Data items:
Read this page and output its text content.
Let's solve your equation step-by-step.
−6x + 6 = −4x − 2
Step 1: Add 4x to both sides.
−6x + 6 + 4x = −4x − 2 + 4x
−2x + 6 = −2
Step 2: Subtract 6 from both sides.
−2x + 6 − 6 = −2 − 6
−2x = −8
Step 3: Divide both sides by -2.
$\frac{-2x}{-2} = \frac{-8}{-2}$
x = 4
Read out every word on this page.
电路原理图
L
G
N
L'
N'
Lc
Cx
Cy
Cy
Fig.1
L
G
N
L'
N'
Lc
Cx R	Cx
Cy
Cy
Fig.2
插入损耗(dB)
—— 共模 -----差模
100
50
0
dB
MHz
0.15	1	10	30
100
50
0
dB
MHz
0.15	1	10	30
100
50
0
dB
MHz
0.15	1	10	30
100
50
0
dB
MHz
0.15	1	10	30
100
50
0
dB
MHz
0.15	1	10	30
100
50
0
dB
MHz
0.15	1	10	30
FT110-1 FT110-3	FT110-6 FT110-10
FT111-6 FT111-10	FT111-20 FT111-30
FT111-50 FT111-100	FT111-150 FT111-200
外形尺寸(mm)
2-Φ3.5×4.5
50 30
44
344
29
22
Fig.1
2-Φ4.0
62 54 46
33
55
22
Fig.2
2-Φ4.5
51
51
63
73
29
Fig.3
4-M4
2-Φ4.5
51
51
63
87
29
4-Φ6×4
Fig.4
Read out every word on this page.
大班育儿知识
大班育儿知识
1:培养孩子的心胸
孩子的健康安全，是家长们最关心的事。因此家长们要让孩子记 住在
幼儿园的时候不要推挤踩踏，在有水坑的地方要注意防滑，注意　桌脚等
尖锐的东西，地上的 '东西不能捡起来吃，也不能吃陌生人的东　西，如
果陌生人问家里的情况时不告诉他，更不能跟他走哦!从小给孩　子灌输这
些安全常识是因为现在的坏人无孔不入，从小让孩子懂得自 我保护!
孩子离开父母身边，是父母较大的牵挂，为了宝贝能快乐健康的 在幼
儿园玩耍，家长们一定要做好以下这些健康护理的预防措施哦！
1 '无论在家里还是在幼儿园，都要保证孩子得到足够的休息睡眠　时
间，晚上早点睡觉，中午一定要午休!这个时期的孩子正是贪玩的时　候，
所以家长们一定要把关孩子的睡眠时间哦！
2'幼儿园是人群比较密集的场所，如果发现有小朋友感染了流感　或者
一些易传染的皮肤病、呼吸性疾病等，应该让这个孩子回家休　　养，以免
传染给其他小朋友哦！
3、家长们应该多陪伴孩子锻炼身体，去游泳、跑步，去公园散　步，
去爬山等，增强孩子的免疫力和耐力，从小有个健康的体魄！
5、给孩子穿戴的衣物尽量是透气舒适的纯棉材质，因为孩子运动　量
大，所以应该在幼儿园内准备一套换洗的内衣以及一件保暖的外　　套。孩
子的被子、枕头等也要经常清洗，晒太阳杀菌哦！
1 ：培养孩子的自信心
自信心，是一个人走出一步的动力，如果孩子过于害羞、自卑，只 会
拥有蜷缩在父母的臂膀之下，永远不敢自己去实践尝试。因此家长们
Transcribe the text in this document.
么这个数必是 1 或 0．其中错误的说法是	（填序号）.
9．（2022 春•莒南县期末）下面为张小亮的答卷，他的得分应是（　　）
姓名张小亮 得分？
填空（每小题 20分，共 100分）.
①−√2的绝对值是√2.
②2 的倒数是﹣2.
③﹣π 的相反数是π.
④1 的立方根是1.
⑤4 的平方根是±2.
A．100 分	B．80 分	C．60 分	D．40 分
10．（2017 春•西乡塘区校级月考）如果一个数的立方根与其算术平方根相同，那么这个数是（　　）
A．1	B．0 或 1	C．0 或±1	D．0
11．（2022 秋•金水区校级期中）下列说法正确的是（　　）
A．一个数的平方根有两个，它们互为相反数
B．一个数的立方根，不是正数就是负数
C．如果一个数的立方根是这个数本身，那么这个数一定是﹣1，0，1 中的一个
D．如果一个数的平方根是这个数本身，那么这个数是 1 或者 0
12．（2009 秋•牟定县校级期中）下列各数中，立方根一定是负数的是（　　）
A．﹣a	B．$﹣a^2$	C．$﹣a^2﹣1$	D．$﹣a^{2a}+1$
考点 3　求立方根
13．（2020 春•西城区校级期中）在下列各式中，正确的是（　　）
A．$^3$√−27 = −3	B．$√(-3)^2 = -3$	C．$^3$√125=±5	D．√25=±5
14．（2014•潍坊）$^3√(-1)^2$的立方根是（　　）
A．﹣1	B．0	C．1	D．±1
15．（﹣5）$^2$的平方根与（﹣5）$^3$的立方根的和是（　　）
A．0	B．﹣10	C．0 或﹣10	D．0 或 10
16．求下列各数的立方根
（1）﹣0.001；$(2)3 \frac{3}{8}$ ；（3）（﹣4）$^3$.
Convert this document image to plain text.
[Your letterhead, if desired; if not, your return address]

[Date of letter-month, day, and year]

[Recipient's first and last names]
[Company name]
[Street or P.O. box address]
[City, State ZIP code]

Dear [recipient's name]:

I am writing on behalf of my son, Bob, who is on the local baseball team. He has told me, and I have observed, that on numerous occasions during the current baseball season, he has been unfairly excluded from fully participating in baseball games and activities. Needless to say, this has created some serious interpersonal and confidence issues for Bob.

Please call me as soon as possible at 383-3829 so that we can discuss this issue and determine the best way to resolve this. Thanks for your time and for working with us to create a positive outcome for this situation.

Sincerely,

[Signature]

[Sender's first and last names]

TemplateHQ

Aim of the exercise> Which lines include the word "那么这个数是"? Copy every one of them.

Task solution>
10．（2017 春•西乡塘区校级月考）如果一个数的立方根与其算术平方根相同，那么这个数是（　　）
D．如果一个数的平方根是这个数本身，那么这个数是 1 或者 0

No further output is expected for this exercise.